STATED TASK
Pick out each line below containing "medidas".

RAW DATA
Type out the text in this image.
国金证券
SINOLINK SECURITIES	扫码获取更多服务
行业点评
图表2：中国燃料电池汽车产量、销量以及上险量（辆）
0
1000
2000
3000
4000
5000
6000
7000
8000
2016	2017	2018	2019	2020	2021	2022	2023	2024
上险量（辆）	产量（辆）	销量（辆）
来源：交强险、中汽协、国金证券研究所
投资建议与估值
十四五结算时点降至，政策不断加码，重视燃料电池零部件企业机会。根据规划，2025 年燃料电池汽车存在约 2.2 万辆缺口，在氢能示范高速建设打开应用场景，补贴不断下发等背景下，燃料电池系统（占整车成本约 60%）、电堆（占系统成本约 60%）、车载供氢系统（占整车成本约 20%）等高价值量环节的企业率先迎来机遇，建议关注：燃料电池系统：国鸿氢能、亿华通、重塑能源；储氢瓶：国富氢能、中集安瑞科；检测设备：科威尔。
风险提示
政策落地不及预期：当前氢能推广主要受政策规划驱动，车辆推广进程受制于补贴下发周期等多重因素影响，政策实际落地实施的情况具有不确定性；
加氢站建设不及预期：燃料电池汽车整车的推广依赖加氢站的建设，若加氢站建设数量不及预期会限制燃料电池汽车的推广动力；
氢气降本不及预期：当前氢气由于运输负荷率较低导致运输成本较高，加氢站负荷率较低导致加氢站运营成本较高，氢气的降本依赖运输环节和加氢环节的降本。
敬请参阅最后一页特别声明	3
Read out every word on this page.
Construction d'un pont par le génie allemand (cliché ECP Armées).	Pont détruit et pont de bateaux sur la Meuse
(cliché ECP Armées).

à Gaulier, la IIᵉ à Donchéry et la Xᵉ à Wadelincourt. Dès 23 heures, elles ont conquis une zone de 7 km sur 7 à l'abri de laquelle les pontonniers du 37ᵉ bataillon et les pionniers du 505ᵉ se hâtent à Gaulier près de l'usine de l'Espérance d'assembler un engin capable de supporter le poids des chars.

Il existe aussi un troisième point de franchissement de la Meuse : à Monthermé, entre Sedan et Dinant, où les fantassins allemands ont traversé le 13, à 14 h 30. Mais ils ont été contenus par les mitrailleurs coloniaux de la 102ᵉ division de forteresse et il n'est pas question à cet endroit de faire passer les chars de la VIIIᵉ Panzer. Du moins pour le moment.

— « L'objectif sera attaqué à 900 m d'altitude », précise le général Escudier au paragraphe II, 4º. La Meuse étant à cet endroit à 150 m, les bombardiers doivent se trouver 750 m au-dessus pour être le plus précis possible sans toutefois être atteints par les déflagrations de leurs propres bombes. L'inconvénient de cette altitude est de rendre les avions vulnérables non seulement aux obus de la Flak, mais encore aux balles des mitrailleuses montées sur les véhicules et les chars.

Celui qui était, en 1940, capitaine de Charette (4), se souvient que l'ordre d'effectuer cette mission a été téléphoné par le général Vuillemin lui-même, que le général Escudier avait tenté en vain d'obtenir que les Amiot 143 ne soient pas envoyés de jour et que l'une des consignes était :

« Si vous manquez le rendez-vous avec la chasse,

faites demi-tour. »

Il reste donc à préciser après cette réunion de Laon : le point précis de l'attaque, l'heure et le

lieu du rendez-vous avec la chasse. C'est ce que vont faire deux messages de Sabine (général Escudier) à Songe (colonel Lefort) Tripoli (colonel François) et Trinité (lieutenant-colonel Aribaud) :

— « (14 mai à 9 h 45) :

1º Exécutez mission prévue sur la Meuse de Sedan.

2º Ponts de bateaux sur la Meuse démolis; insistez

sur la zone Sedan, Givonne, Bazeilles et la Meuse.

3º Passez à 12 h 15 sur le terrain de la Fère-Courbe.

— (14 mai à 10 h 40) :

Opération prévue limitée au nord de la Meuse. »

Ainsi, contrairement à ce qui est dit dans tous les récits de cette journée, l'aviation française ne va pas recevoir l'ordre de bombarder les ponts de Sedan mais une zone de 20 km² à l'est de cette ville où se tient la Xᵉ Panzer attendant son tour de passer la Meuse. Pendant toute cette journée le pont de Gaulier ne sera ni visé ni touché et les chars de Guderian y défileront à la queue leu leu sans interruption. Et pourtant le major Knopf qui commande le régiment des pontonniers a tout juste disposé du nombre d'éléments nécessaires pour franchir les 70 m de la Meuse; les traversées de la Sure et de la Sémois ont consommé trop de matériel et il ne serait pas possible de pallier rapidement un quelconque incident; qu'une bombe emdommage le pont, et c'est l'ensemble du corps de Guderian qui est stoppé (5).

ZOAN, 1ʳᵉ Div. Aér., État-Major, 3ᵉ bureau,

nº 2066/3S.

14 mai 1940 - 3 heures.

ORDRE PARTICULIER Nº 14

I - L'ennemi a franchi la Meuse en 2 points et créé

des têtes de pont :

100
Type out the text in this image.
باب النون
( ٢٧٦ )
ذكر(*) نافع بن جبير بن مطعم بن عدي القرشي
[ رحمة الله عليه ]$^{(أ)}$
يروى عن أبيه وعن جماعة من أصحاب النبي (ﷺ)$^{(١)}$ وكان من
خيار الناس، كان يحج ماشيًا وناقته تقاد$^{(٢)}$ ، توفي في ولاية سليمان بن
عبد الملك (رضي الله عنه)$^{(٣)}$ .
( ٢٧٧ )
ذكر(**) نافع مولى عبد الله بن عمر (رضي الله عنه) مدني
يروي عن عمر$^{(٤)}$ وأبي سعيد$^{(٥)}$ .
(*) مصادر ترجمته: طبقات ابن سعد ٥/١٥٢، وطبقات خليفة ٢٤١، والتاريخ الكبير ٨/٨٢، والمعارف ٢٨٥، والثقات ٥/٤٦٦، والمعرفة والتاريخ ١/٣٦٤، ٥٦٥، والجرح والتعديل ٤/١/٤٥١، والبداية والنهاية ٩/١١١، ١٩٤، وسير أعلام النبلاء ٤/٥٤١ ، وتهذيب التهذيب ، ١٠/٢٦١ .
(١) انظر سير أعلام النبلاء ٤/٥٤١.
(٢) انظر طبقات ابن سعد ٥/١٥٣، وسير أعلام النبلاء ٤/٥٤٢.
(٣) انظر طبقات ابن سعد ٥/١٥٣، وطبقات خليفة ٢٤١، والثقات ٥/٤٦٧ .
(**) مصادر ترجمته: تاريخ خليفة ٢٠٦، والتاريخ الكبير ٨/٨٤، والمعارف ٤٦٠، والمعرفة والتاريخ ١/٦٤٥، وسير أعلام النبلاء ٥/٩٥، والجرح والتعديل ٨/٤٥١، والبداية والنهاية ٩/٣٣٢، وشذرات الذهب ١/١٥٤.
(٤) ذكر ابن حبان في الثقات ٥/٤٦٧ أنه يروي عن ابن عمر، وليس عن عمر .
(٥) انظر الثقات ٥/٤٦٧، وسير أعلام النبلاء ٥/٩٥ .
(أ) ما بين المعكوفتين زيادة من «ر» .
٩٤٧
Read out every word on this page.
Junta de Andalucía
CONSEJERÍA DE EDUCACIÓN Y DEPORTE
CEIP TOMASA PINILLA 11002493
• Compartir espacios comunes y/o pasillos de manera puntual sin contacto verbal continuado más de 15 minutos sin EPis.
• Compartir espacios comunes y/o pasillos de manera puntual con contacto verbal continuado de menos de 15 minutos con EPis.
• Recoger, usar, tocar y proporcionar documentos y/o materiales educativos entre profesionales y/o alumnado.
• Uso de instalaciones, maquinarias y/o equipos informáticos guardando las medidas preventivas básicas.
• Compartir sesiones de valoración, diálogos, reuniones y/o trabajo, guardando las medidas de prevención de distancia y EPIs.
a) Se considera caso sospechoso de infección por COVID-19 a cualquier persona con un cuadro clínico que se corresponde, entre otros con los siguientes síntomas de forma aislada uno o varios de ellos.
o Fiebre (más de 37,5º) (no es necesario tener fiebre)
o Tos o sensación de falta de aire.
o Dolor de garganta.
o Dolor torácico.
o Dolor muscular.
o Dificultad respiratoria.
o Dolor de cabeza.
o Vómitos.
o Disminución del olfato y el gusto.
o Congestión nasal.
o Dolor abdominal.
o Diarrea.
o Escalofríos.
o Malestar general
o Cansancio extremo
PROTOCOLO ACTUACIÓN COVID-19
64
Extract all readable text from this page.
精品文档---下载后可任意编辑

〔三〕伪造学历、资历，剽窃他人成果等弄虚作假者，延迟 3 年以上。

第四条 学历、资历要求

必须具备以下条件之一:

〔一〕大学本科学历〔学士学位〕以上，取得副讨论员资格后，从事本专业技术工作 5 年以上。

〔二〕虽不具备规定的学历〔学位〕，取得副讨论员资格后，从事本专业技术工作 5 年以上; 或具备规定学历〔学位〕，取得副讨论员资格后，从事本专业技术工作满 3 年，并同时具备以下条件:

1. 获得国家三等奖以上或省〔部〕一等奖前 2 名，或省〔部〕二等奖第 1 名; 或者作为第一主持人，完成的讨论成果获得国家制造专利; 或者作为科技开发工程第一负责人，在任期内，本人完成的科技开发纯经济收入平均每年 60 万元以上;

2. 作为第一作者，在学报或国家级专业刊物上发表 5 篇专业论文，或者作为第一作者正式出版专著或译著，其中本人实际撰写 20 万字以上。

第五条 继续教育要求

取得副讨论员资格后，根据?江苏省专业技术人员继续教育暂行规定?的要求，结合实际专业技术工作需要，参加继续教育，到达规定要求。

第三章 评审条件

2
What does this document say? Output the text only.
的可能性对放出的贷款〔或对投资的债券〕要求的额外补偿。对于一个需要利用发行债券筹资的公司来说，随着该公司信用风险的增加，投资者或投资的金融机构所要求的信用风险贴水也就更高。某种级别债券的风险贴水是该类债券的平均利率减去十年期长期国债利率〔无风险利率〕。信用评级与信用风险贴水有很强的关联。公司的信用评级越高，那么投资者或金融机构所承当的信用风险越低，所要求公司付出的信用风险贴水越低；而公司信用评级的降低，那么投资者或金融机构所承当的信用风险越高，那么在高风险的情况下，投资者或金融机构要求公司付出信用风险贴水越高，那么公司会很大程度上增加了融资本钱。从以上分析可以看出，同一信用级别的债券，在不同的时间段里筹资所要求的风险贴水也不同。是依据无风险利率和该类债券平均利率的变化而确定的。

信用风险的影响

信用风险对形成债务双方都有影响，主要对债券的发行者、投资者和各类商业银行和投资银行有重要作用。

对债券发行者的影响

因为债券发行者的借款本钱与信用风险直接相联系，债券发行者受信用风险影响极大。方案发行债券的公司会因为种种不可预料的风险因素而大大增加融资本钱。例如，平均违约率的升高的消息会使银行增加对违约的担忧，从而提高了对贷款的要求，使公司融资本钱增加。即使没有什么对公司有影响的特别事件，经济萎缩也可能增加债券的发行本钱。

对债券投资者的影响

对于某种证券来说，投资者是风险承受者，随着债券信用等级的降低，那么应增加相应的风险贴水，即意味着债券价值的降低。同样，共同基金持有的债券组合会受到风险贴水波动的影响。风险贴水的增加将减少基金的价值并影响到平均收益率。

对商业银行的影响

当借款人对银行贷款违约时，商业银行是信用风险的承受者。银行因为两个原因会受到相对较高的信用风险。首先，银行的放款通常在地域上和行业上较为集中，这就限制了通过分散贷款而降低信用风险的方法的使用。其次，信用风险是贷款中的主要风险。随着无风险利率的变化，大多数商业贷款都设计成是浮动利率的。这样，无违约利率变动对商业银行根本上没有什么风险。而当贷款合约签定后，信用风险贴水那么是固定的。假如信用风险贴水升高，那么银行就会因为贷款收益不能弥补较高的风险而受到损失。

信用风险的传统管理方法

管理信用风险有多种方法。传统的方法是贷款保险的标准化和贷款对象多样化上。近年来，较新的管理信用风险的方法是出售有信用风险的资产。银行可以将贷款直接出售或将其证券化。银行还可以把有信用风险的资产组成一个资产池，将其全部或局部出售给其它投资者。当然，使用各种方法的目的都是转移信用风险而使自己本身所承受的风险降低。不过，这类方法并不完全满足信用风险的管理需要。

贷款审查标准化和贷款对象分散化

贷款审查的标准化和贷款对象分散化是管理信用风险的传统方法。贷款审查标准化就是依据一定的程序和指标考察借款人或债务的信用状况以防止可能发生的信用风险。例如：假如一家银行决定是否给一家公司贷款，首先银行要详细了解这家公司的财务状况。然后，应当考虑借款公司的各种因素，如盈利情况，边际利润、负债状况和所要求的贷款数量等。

SOLUTION FOR THIS TASK
• Uso de instalaciones, maquinarias y/o equipos informáticos guardando las medidas preventivas básicas.
• Compartir sesiones de valoración, diálogos, reuniones y/o trabajo, guardando las medidas de prevención de distancia y EPIs.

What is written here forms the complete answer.